Rows

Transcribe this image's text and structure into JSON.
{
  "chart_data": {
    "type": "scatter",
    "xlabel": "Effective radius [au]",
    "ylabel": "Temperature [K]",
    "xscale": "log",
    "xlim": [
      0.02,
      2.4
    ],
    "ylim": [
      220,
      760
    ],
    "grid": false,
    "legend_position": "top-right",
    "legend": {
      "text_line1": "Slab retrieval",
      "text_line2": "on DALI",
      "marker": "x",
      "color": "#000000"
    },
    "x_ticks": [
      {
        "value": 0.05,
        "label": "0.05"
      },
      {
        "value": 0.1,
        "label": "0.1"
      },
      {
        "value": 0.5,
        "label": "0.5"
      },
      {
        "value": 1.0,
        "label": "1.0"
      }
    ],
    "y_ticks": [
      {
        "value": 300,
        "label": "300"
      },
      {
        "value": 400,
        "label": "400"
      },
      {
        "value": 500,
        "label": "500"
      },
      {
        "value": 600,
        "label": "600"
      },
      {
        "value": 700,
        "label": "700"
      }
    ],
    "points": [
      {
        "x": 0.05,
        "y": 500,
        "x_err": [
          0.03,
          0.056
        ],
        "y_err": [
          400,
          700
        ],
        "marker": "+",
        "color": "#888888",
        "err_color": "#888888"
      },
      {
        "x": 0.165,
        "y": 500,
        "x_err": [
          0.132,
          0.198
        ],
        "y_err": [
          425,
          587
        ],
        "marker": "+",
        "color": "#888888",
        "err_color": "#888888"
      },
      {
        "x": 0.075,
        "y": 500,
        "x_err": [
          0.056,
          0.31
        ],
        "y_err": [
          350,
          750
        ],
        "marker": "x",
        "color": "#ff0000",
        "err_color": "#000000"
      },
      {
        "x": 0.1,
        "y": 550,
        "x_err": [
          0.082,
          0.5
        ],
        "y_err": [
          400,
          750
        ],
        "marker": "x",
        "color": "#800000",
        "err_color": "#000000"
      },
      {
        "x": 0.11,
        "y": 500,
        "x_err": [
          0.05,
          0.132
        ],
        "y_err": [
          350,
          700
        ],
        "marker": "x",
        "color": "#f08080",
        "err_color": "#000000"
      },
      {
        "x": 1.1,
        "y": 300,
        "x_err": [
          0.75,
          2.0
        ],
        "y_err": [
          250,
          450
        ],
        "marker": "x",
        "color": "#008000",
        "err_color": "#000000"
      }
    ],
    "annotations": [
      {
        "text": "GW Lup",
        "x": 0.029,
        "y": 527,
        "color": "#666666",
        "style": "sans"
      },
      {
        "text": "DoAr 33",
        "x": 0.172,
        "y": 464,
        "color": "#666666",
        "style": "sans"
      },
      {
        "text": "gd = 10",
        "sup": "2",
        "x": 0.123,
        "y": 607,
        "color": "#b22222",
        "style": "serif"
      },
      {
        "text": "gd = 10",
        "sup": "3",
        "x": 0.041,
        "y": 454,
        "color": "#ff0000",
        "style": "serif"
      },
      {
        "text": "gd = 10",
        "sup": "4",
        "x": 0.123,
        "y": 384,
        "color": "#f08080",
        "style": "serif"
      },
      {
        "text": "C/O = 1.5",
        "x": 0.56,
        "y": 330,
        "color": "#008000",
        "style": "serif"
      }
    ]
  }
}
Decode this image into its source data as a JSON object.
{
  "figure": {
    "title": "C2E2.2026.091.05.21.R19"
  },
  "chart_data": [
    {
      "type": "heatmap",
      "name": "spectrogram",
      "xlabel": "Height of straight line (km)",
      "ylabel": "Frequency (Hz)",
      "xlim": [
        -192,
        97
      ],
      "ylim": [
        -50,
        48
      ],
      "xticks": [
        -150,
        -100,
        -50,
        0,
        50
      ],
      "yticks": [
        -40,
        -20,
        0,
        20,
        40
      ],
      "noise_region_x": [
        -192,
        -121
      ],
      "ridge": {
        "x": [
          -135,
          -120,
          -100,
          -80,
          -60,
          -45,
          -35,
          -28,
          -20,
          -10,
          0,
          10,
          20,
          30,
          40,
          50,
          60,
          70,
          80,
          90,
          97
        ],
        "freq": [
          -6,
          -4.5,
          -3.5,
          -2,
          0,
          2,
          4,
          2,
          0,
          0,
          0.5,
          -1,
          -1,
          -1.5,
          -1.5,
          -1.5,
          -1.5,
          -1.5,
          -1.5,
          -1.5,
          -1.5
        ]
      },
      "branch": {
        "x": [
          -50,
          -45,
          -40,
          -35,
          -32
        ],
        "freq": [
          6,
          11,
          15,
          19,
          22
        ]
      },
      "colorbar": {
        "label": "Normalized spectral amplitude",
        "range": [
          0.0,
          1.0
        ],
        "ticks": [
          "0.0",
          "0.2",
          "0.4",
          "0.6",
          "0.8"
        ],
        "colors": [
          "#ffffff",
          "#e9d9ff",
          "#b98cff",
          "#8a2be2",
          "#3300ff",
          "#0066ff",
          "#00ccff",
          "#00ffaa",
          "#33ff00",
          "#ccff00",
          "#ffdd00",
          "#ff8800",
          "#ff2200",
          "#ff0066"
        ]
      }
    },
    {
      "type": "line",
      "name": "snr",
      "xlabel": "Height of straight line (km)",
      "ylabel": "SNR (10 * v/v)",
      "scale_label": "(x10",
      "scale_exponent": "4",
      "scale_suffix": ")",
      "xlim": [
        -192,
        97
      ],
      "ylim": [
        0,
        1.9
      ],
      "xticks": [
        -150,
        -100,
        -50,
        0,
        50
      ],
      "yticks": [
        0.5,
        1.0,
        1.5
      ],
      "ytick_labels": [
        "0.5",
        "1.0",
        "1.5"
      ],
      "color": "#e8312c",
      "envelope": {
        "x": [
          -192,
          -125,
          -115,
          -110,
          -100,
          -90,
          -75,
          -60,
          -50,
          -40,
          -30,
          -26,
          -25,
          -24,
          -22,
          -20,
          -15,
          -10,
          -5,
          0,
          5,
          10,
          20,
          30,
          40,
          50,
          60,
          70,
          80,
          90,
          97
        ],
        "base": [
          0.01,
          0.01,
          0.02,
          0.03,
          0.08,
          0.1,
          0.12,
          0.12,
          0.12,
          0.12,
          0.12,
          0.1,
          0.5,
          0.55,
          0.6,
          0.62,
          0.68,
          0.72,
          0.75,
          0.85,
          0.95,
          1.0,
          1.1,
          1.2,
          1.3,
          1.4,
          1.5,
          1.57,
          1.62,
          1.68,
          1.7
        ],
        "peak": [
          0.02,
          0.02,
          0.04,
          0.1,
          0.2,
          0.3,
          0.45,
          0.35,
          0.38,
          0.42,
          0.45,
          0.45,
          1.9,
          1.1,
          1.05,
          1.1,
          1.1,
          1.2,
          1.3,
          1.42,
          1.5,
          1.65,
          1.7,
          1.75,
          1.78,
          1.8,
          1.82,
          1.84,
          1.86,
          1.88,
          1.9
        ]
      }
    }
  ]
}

Given task
The entries above must be returned exactly.

Worked answer
Transcribe this image's text and structure into JSON.
{
  "chart_data": {
    "type": "scatter",
    "xlabel": "Effective radius [au]",
    "ylabel": "Temperature [K]",
    "xscale": "log",
    "xlim": [
      0.02,
      2.4
    ],
    "ylim": [
      220,
      760
    ],
    "grid": false,
    "legend_position": "top-right",
    "legend": {
      "text_line1": "Slab retrieval",
      "text_line2": "on DALI",
      "marker": "x",
      "color": "#000000"
    },
    "x_ticks": [
      {
        "value": 0.05,
        "label": "0.05"
      },
      {
        "value": 0.1,
        "label": "0.1"
      },
      {
        "value": 0.5,
        "label": "0.5"
      },
      {
        "value": 1.0,
        "label": "1.0"
      }
    ],
    "y_ticks": [
      {
        "value": 300,
        "label": "300"
      },
      {
        "value": 400,
        "label": "400"
      },
      {
        "value": 500,
        "label": "500"
      },
      {
        "value": 600,
        "label": "600"
      },
      {
        "value": 700,
        "label": "700"
      }
    ],
    "points": [
      {
        "x": 0.05,
        "y": 500,
        "x_err": [
          0.03,
          0.056
        ],
        "y_err": [
          400,
          700
        ],
        "marker": "+",
        "color": "#888888",
        "err_color": "#888888"
      },
      {
        "x": 0.165,
        "y": 500,
        "x_err": [
          0.132,
          0.198
        ],
        "y_err": [
          425,
          587
        ],
        "marker": "+",
        "color": "#888888",
        "err_color": "#888888"
      },
      {
        "x": 0.075,
        "y": 500,
        "x_err": [
          0.056,
          0.31
        ],
        "y_err": [
          350,
          750
        ],
        "marker": "x",
        "color": "#ff0000",
        "err_color": "#000000"
      },
      {
        "x": 0.1,
        "y": 550,
        "x_err": [
          0.082,
          0.5
        ],
        "y_err": [
          400,
          750
        ],
        "marker": "x",
        "color": "#800000",
        "err_color": "#000000"
      },
      {
        "x": 0.11,
        "y": 500,
        "x_err": [
          0.05,
          0.132
        ],
        "y_err": [
          350,
          700
        ],
        "marker": "x",
        "color": "#f08080",
        "err_color": "#000000"
      },
      {
        "x": 1.1,
        "y": 300,
        "x_err": [
          0.75,
          2.0
        ],
        "y_err": [
          250,
          450
        ],
        "marker": "x",
        "color": "#008000",
        "err_color": "#000000"
      }
    ],
    "annotations": [
      {
        "text": "GW Lup",
        "x": 0.029,
        "y": 527,
        "color": "#666666",
        "style": "sans"
      },
      {
        "text": "DoAr 33",
        "x": 0.172,
        "y": 464,
        "color": "#666666",
        "style": "sans"
      },
      {
        "text": "gd = 10",
        "sup": "2",
        "x": 0.123,
        "y": 607,
        "color": "#b22222",
        "style": "serif"
      },
      {
        "text": "gd = 10",
        "sup": "3",
        "x": 0.041,
        "y": 454,
        "color": "#ff0000",
        "style": "serif"
      },
      {
        "text": "gd = 10",
        "sup": "4",
        "x": 0.123,
        "y": 384,
        "color": "#f08080",
        "style": "serif"
      },
      {
        "text": "C/O = 1.5",
        "x": 0.56,
        "y": 330,
        "color": "#008000",
        "style": "serif"
      }
    ]
  }
}
Decode this image into its source data as a JSON object.
{
  "figure": {
    "title": "C2E2.2026.091.05.21.R19"
  },
  "chart_data": [
    {
      "type": "heatmap",
      "name": "spectrogram",
      "xlabel": "Height of straight line (km)",
      "ylabel": "Frequency (Hz)",
      "xlim": [
        -192,
        97
      ],
      "ylim": [
        -50,
        48
      ],
      "xticks": [
        -150,
        -100,
        -50,
        0,
        50
      ],
      "yticks": [
        -40,
        -20,
        0,
        20,
        40
      ],
      "noise_region_x": [
        -192,
        -121
      ],
      "ridge": {
        "x": [
          -135,
          -120,
          -100,
          -80,
          -60,
          -45,
          -35,
          -28,
          -20,
          -10,
          0,
          10,
          20,
          30,
          40,
          50,
          60,
          70,
          80,
          90,
          97
        ],
        "freq": [
          -6,
          -4.5,
          -3.5,
          -2,
          0,
          2,
          4,
          2,
          0,
          0,
          0.5,
          -1,
          -1,
          -1.5,
          -1.5,
          -1.5,
          -1.5,
          -1.5,
          -1.5,
          -1.5,
          -1.5
        ]
      },
      "branch": {
        "x": [
          -50,
          -45,
          -40,
          -35,
          -32
        ],
        "freq": [
          6,
          11,
          15,
          19,
          22
        ]
      },
      "colorbar": {
        "label": "Normalized spectral amplitude",
        "range": [
          0.0,
          1.0
        ],
        "ticks": [
          "0.0",
          "0.2",
          "0.4",
          "0.6",
          "0.8"
        ],
        "colors": [
          "#ffffff",
          "#e9d9ff",
          "#b98cff",
          "#8a2be2",
          "#3300ff",
          "#0066ff",
          "#00ccff",
          "#00ffaa",
          "#33ff00",
          "#ccff00",
          "#ffdd00",
          "#ff8800",
          "#ff2200",
          "#ff0066"
        ]
      }
    },
    {
      "type": "line",
      "name": "snr",
      "xlabel": "Height of straight line (km)",
      "ylabel": "SNR (10 * v/v)",
      "scale_label": "(x10",
      "scale_exponent": "4",
      "scale_suffix": ")",
      "xlim": [
        -192,
        97
      ],
      "ylim": [
        0,
        1.9
      ],
      "xticks": [
        -150,
        -100,
        -50,
        0,
        50
      ],
      "yticks": [
        0.5,
        1.0,
        1.5
      ],
      "ytick_labels": [
        "0.5",
        "1.0",
        "1.5"
      ],
      "color": "#e8312c",
      "envelope": {
        "x": [
          -192,
          -125,
          -115,
          -110,
          -100,
          -90,
          -75,
          -60,
          -50,
          -40,
          -30,
          -26,
          -25,
          -24,
          -22,
          -20,
          -15,
          -10,
          -5,
          0,
          5,
          10,
          20,
          30,
          40,
          50,
          60,
          70,
          80,
          90,
          97
        ],
        "base": [
          0.01,
          0.01,
          0.02,
          0.03,
          0.08,
          0.1,
          0.12,
          0.12,
          0.12,
          0.12,
          0.12,
          0.1,
          0.5,
          0.55,
          0.6,
          0.62,
          0.68,
          0.72,
          0.75,
          0.85,
          0.95,
          1.0,
          1.1,
          1.2,
          1.3,
          1.4,
          1.5,
          1.57,
          1.62,
          1.68,
          1.7
        ],
        "peak": [
          0.02,
          0.02,
          0.04,
          0.1,
          0.2,
          0.3,
          0.45,
          0.35,
          0.38,
          0.42,
          0.45,
          0.45,
          1.9,
          1.1,
          1.05,
          1.1,
          1.1,
          1.2,
          1.3,
          1.42,
          1.5,
          1.65,
          1.7,
          1.75,
          1.78,
          1.8,
          1.82,
          1.84,
          1.86,
          1.88,
          1.9
        ]
      }
    }
  ]
}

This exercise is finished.